* GIVEN EXERCISE: Write out the whole listing again, exactly as given.
— START TASK INPUTS —
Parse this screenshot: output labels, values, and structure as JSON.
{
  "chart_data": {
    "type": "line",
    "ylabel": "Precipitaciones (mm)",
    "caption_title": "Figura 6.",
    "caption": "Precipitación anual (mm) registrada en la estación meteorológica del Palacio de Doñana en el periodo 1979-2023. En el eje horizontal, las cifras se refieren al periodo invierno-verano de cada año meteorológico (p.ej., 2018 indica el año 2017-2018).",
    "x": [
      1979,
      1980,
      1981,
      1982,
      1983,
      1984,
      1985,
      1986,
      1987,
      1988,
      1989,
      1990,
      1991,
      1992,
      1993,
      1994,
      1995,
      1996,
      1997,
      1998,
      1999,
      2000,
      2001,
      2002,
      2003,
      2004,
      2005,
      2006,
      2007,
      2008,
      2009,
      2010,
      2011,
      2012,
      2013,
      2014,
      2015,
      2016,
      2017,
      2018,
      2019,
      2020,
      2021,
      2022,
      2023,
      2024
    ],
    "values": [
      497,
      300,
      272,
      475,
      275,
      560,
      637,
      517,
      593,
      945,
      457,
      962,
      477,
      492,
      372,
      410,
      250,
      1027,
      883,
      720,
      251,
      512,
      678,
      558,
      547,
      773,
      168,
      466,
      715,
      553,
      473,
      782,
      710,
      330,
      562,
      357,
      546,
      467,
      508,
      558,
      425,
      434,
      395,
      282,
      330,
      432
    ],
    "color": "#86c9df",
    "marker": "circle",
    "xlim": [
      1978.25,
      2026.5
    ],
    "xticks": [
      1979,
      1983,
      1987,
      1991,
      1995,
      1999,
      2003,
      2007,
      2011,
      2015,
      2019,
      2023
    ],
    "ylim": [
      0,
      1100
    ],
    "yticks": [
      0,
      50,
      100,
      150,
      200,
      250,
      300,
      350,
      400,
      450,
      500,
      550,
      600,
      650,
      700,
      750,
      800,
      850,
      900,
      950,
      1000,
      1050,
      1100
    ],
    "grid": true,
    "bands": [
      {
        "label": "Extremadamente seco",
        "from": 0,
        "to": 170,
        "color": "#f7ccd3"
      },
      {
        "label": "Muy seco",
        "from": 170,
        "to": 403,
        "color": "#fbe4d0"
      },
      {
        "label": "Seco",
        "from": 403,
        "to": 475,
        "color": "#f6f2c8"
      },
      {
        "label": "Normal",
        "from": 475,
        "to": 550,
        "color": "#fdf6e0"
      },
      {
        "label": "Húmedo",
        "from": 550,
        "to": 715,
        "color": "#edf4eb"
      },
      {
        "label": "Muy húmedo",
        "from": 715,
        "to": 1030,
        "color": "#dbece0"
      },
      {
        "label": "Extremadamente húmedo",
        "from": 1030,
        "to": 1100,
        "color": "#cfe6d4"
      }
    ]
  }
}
— END TASK INPUTS —
* RESULT:
Parse this screenshot: output labels, values, and structure as JSON.
{
  "chart_data": {
    "type": "line",
    "ylabel": "Precipitaciones (mm)",
    "caption_title": "Figura 6.",
    "caption": "Precipitación anual (mm) registrada en la estación meteorológica del Palacio de Doñana en el periodo 1979-2023. En el eje horizontal, las cifras se refieren al periodo invierno-verano de cada año meteorológico (p.ej., 2018 indica el año 2017-2018).",
    "x": [
      1979,
      1980,
      1981,
      1982,
      1983,
      1984,
      1985,
      1986,
      1987,
      1988,
      1989,
      1990,
      1991,
      1992,
      1993,
      1994,
      1995,
      1996,
      1997,
      1998,
      1999,
      2000,
      2001,
      2002,
      2003,
      2004,
      2005,
      2006,
      2007,
      2008,
      2009,
      2010,
      2011,
      2012,
      2013,
      2014,
      2015,
      2016,
      2017,
      2018,
      2019,
      2020,
      2021,
      2022,
      2023,
      2024
    ],
    "values": [
      497,
      300,
      272,
      475,
      275,
      560,
      637,
      517,
      593,
      945,
      457,
      962,
      477,
      492,
      372,
      410,
      250,
      1027,
      883,
      720,
      251,
      512,
      678,
      558,
      547,
      773,
      168,
      466,
      715,
      553,
      473,
      782,
      710,
      330,
      562,
      357,
      546,
      467,
      508,
      558,
      425,
      434,
      395,
      282,
      330,
      432
    ],
    "color": "#86c9df",
    "marker": "circle",
    "xlim": [
      1978.25,
      2026.5
    ],
    "xticks": [
      1979,
      1983,
      1987,
      1991,
      1995,
      1999,
      2003,
      2007,
      2011,
      2015,
      2019,
      2023
    ],
    "ylim": [
      0,
      1100
    ],
    "yticks": [
      0,
      50,
      100,
      150,
      200,
      250,
      300,
      350,
      400,
      450,
      500,
      550,
      600,
      650,
      700,
      750,
      800,
      850,
      900,
      950,
      1000,
      1050,
      1100
    ],
    "grid": true,
    "bands": [
      {
        "label": "Extremadamente seco",
        "from": 0,
        "to": 170,
        "color": "#f7ccd3"
      },
      {
        "label": "Muy seco",
        "from": 170,
        "to": 403,
        "color": "#fbe4d0"
      },
      {
        "label": "Seco",
        "from": 403,
        "to": 475,
        "color": "#f6f2c8"
      },
      {
        "label": "Normal",
        "from": 475,
        "to": 550,
        "color": "#fdf6e0"
      },
      {
        "label": "Húmedo",
        "from": 550,
        "to": 715,
        "color": "#edf4eb"
      },
      {
        "label": "Muy húmedo",
        "from": 715,
        "to": 1030,
        "color": "#dbece0"
      },
      {
        "label": "Extremadamente húmedo",
        "from": 1030,
        "to": 1100,
        "color": "#cfe6d4"
      }
    ]
  }
}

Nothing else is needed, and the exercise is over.